[Dataset records]
[start]

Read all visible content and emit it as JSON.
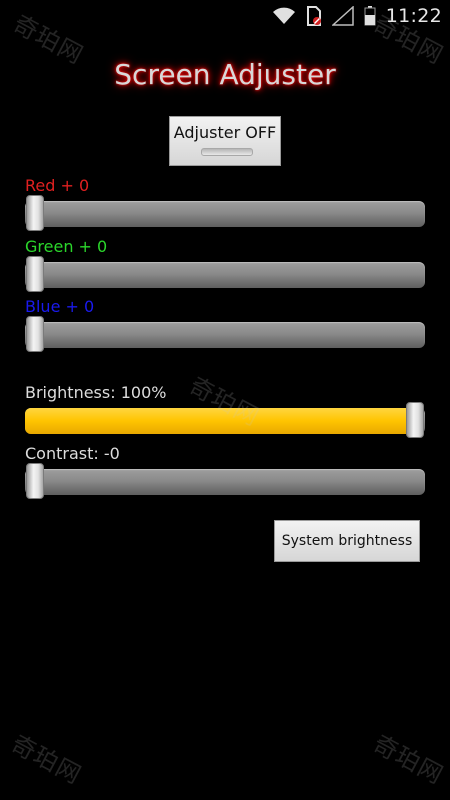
{
  "status_bar": {
    "time": "11:22",
    "icons": [
      "wifi-icon",
      "sim-card-icon",
      "signal-icon",
      "battery-icon"
    ]
  },
  "app": {
    "title": "Screen Adjuster"
  },
  "toggle": {
    "label": "Adjuster OFF",
    "state": "off"
  },
  "sliders": {
    "red": {
      "label": "Red + 0",
      "value_percent": 0,
      "color": "#e02020"
    },
    "green": {
      "label": "Green + 0",
      "value_percent": 0,
      "color": "#2bd62b"
    },
    "blue": {
      "label": "Blue + 0",
      "value_percent": 0,
      "color": "#1a1aee"
    },
    "brightness": {
      "label": "Brightness: 100%",
      "value_percent": 100,
      "color": "#dddddd",
      "fill_color": "#ffc400"
    },
    "contrast": {
      "label": "Contrast: -0",
      "value_percent": 0,
      "color": "#dddddd"
    }
  },
  "buttons": {
    "system_brightness": "System brightness"
  },
  "watermark": {
    "text": "奇珀网"
  },
  "colors": {
    "background": "#000000",
    "title_glow": "#ff0000",
    "track": "#8a8a8a"
  }
}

[end]

Reproduce the records above exactly, leaving out every picture they contain.

Read all visible content and emit it as JSON.
{
  "status_bar": {
    "time": "11:22",
    "icons": [
      "wifi-icon",
      "sim-card-icon",
      "signal-icon",
      "battery-icon"
    ]
  },
  "app": {
    "title": "Screen Adjuster"
  },
  "toggle": {
    "label": "Adjuster OFF",
    "state": "off"
  },
  "sliders": {
    "red": {
      "label": "Red + 0",
      "value_percent": 0,
      "color": "#e02020"
    },
    "green": {
      "label": "Green + 0",
      "value_percent": 0,
      "color": "#2bd62b"
    },
    "blue": {
      "label": "Blue + 0",
      "value_percent": 0,
      "color": "#1a1aee"
    },
    "brightness": {
      "label": "Brightness: 100%",
      "value_percent": 100,
      "color": "#dddddd",
      "fill_color": "#ffc400"
    },
    "contrast": {
      "label": "Contrast: -0",
      "value_percent": 0,
      "color": "#dddddd"
    }
  },
  "buttons": {
    "system_brightness": "System brightness"
  },
  "watermark": {
    "text": "奇珀网"
  },
  "colors": {
    "background": "#000000",
    "title_glow": "#ff0000",
    "track": "#8a8a8a"
  }
}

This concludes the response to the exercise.